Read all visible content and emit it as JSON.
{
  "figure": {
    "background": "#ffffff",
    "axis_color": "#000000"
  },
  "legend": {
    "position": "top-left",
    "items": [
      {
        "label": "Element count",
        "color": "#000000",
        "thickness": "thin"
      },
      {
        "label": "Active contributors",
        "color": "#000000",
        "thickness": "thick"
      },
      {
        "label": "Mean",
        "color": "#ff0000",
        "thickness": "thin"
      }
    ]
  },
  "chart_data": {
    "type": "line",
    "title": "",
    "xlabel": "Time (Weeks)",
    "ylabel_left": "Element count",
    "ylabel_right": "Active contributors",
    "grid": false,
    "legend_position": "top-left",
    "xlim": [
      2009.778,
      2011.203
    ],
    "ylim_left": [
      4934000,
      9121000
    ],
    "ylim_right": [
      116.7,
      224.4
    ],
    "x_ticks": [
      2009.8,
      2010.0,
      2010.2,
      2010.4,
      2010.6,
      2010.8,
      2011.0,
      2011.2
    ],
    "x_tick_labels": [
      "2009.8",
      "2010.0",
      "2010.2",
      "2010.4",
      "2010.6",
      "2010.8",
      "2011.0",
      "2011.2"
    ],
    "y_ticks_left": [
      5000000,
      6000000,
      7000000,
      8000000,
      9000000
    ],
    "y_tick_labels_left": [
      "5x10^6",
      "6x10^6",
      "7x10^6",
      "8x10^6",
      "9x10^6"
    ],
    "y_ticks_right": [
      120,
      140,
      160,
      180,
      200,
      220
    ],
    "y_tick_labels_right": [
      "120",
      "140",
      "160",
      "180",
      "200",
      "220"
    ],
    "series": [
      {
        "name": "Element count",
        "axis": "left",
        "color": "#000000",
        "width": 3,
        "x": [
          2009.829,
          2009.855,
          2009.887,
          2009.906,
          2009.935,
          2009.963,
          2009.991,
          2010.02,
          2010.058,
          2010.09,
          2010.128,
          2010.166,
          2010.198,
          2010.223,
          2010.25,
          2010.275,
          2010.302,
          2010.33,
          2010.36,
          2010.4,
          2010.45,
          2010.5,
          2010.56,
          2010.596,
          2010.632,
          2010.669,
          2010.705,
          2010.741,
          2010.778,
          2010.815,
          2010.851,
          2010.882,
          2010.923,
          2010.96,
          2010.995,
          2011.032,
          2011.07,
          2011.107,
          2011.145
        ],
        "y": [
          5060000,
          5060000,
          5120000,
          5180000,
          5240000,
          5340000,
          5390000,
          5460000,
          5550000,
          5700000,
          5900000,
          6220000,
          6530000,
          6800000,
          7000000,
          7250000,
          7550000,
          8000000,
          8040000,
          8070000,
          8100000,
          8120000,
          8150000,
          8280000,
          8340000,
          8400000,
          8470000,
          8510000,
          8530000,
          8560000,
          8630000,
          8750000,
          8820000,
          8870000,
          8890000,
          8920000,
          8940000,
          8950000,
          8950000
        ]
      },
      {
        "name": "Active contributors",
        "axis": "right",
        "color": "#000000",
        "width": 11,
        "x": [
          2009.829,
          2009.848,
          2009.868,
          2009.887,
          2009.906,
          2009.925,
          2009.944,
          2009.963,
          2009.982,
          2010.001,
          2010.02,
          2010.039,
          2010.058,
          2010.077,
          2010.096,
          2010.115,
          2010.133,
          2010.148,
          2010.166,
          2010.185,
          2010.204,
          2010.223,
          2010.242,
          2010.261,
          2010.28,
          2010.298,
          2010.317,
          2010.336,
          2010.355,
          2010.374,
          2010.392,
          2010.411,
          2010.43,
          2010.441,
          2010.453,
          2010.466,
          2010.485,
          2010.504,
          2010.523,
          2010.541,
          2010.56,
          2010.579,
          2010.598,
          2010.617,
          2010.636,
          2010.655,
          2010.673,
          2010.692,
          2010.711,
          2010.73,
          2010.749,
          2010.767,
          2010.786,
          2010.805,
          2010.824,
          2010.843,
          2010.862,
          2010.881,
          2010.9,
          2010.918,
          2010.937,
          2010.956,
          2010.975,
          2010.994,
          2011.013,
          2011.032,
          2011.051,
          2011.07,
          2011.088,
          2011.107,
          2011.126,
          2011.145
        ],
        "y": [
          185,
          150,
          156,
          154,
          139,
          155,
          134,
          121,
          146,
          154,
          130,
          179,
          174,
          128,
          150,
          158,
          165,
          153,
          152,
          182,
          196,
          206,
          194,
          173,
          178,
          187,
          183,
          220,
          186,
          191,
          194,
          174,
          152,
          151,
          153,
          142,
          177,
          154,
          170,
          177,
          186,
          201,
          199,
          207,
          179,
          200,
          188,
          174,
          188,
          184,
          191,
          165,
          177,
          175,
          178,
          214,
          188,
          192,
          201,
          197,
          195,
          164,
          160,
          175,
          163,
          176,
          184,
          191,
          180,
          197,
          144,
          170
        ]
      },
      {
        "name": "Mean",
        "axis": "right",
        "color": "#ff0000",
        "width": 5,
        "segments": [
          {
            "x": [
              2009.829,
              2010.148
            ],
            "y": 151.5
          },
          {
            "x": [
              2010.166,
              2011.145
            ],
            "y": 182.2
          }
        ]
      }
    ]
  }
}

_SET EXERCISE_
Across the material above, count every line holding "name" and write down only the number.

_SOLUTION TO THE EXERCISE_
3